## DESCRIPTION OF THE TASK
In full and without alteration, give the listing again.

## DATASET EXTRACT

== == ==

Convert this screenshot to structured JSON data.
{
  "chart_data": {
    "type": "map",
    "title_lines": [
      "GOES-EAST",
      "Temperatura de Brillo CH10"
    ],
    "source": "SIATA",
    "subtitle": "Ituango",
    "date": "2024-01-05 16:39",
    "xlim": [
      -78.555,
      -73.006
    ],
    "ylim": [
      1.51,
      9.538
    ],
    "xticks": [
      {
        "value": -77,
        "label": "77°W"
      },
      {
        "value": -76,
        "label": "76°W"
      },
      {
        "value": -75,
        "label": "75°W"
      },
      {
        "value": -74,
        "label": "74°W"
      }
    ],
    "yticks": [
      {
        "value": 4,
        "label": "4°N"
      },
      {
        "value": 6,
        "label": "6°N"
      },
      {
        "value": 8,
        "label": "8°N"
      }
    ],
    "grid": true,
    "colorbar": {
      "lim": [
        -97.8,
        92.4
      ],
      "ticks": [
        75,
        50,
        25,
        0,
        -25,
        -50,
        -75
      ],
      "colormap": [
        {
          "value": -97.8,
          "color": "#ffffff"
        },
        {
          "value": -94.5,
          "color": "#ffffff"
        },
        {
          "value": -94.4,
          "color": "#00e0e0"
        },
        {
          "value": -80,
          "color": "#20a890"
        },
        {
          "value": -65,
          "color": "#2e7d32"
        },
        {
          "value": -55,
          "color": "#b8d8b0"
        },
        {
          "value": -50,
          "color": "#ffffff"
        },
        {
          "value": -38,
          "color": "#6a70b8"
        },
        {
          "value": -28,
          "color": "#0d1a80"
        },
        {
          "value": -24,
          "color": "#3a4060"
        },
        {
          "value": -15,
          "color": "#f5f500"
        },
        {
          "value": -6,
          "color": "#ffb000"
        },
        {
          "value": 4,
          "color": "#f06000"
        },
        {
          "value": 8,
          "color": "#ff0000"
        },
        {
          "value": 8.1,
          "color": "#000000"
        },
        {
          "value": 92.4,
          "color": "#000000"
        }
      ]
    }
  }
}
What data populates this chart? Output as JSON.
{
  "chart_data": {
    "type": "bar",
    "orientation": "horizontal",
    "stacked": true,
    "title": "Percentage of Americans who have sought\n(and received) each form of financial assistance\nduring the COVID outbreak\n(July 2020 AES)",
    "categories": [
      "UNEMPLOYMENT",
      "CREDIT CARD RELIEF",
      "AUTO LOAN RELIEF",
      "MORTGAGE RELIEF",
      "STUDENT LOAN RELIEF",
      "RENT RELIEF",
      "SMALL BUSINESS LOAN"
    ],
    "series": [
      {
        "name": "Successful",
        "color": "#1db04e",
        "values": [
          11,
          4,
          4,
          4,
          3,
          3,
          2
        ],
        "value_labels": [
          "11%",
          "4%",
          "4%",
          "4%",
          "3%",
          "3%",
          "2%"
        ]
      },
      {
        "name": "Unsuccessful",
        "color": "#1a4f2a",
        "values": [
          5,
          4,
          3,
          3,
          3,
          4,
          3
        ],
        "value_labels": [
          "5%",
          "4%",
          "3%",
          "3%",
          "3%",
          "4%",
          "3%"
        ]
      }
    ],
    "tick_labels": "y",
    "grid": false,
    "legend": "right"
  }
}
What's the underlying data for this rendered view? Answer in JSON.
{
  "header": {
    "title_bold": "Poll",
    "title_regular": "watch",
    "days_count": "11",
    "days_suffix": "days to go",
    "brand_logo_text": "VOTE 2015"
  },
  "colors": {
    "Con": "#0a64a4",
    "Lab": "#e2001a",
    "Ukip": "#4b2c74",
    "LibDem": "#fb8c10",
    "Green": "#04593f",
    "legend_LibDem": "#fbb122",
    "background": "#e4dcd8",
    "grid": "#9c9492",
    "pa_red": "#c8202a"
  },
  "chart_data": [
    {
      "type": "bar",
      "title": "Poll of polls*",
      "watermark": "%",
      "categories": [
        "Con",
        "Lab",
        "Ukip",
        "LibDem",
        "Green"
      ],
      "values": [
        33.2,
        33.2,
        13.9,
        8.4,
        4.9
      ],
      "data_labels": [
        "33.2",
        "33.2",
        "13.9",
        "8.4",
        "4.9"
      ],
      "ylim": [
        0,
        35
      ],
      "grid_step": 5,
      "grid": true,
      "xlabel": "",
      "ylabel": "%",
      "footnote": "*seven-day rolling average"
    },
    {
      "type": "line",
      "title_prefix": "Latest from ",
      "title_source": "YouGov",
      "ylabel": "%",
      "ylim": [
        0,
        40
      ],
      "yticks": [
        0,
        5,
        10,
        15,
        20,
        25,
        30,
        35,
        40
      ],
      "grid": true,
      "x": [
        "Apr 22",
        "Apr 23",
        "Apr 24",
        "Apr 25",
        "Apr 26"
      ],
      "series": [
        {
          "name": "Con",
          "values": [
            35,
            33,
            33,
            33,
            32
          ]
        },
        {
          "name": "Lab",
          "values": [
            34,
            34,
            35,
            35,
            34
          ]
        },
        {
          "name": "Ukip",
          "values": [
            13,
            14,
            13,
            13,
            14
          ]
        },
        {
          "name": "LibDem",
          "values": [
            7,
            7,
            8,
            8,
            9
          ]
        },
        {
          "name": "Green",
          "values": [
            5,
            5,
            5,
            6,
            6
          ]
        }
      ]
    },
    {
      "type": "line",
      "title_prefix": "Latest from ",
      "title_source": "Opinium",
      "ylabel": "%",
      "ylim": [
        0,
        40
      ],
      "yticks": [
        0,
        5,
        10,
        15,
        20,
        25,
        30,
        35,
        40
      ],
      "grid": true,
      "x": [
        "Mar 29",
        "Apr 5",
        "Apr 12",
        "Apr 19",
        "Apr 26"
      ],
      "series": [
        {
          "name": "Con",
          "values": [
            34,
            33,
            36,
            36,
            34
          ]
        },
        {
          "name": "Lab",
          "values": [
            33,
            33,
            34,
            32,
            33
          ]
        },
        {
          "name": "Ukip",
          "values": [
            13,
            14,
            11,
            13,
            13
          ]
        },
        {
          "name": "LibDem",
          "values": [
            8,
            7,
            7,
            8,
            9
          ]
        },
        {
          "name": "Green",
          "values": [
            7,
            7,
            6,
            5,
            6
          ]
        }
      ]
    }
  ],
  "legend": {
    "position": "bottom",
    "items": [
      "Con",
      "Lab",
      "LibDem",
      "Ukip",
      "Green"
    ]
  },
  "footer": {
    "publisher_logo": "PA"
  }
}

== == ==

## SOLUTION
Convert this screenshot to structured JSON data.
{
  "chart_data": {
    "type": "map",
    "title_lines": [
      "GOES-EAST",
      "Temperatura de Brillo CH10"
    ],
    "source": "SIATA",
    "subtitle": "Ituango",
    "date": "2024-01-05 16:39",
    "xlim": [
      -78.555,
      -73.006
    ],
    "ylim": [
      1.51,
      9.538
    ],
    "xticks": [
      {
        "value": -77,
        "label": "77°W"
      },
      {
        "value": -76,
        "label": "76°W"
      },
      {
        "value": -75,
        "label": "75°W"
      },
      {
        "value": -74,
        "label": "74°W"
      }
    ],
    "yticks": [
      {
        "value": 4,
        "label": "4°N"
      },
      {
        "value": 6,
        "label": "6°N"
      },
      {
        "value": 8,
        "label": "8°N"
      }
    ],
    "grid": true,
    "colorbar": {
      "lim": [
        -97.8,
        92.4
      ],
      "ticks": [
        75,
        50,
        25,
        0,
        -25,
        -50,
        -75
      ],
      "colormap": [
        {
          "value": -97.8,
          "color": "#ffffff"
        },
        {
          "value": -94.5,
          "color": "#ffffff"
        },
        {
          "value": -94.4,
          "color": "#00e0e0"
        },
        {
          "value": -80,
          "color": "#20a890"
        },
        {
          "value": -65,
          "color": "#2e7d32"
        },
        {
          "value": -55,
          "color": "#b8d8b0"
        },
        {
          "value": -50,
          "color": "#ffffff"
        },
        {
          "value": -38,
          "color": "#6a70b8"
        },
        {
          "value": -28,
          "color": "#0d1a80"
        },
        {
          "value": -24,
          "color": "#3a4060"
        },
        {
          "value": -15,
          "color": "#f5f500"
        },
        {
          "value": -6,
          "color": "#ffb000"
        },
        {
          "value": 4,
          "color": "#f06000"
        },
        {
          "value": 8,
          "color": "#ff0000"
        },
        {
          "value": 8.1,
          "color": "#000000"
        },
        {
          "value": 92.4,
          "color": "#000000"
        }
      ]
    }
  }
}
What data populates this chart? Output as JSON.
{
  "chart_data": {
    "type": "bar",
    "orientation": "horizontal",
    "stacked": true,
    "title": "Percentage of Americans who have sought\n(and received) each form of financial assistance\nduring the COVID outbreak\n(July 2020 AES)",
    "categories": [
      "UNEMPLOYMENT",
      "CREDIT CARD RELIEF",
      "AUTO LOAN RELIEF",
      "MORTGAGE RELIEF",
      "STUDENT LOAN RELIEF",
      "RENT RELIEF",
      "SMALL BUSINESS LOAN"
    ],
    "series": [
      {
        "name": "Successful",
        "color": "#1db04e",
        "values": [
          11,
          4,
          4,
          4,
          3,
          3,
          2
        ],
        "value_labels": [
          "11%",
          "4%",
          "4%",
          "4%",
          "3%",
          "3%",
          "2%"
        ]
      },
      {
        "name": "Unsuccessful",
        "color": "#1a4f2a",
        "values": [
          5,
          4,
          3,
          3,
          3,
          4,
          3
        ],
        "value_labels": [
          "5%",
          "4%",
          "3%",
          "3%",
          "3%",
          "4%",
          "3%"
        ]
      }
    ],
    "tick_labels": "y",
    "grid": false,
    "legend": "right"
  }
}
What's the underlying data for this rendered view? Answer in JSON.
{
  "header": {
    "title_bold": "Poll",
    "title_regular": "watch",
    "days_count": "11",
    "days_suffix": "days to go",
    "brand_logo_text": "VOTE 2015"
  },
  "colors": {
    "Con": "#0a64a4",
    "Lab": "#e2001a",
    "Ukip": "#4b2c74",
    "LibDem": "#fb8c10",
    "Green": "#04593f",
    "legend_LibDem": "#fbb122",
    "background": "#e4dcd8",
    "grid": "#9c9492",
    "pa_red": "#c8202a"
  },
  "chart_data": [
    {
      "type": "bar",
      "title": "Poll of polls*",
      "watermark": "%",
      "categories": [
        "Con",
        "Lab",
        "Ukip",
        "LibDem",
        "Green"
      ],
      "values": [
        33.2,
        33.2,
        13.9,
        8.4,
        4.9
      ],
      "data_labels": [
        "33.2",
        "33.2",
        "13.9",
        "8.4",
        "4.9"
      ],
      "ylim": [
        0,
        35
      ],
      "grid_step": 5,
      "grid": true,
      "xlabel": "",
      "ylabel": "%",
      "footnote": "*seven-day rolling average"
    },
    {
      "type": "line",
      "title_prefix": "Latest from ",
      "title_source": "YouGov",
      "ylabel": "%",
      "ylim": [
        0,
        40
      ],
      "yticks": [
        0,
        5,
        10,
        15,
        20,
        25,
        30,
        35,
        40
      ],
      "grid": true,
      "x": [
        "Apr 22",
        "Apr 23",
        "Apr 24",
        "Apr 25",
        "Apr 26"
      ],
      "series": [
        {
          "name": "Con",
          "values": [
            35,
            33,
            33,
            33,
            32
          ]
        },
        {
          "name": "Lab",
          "values": [
            34,
            34,
            35,
            35,
            34
          ]
        },
        {
          "name": "Ukip",
          "values": [
            13,
            14,
            13,
            13,
            14
          ]
        },
        {
          "name": "LibDem",
          "values": [
            7,
            7,
            8,
            8,
            9
          ]
        },
        {
          "name": "Green",
          "values": [
            5,
            5,
            5,
            6,
            6
          ]
        }
      ]
    },
    {
      "type": "line",
      "title_prefix": "Latest from ",
      "title_source": "Opinium",
      "ylabel": "%",
      "ylim": [
        0,
        40
      ],
      "yticks": [
        0,
        5,
        10,
        15,
        20,
        25,
        30,
        35,
        40
      ],
      "grid": true,
      "x": [
        "Mar 29",
        "Apr 5",
        "Apr 12",
        "Apr 19",
        "Apr 26"
      ],
      "series": [
        {
          "name": "Con",
          "values": [
            34,
            33,
            36,
            36,
            34
          ]
        },
        {
          "name": "Lab",
          "values": [
            33,
            33,
            34,
            32,
            33
          ]
        },
        {
          "name": "Ukip",
          "values": [
            13,
            14,
            11,
            13,
            13
          ]
        },
        {
          "name": "LibDem",
          "values": [
            8,
            7,
            7,
            8,
            9
          ]
        },
        {
          "name": "Green",
          "values": [
            7,
            7,
            6,
            5,
            6
          ]
        }
      ]
    }
  ],
  "legend": {
    "position": "bottom",
    "items": [
      "Con",
      "Lab",
      "LibDem",
      "Ukip",
      "Green"
    ]
  },
  "footer": {
    "publisher_logo": "PA"
  }
}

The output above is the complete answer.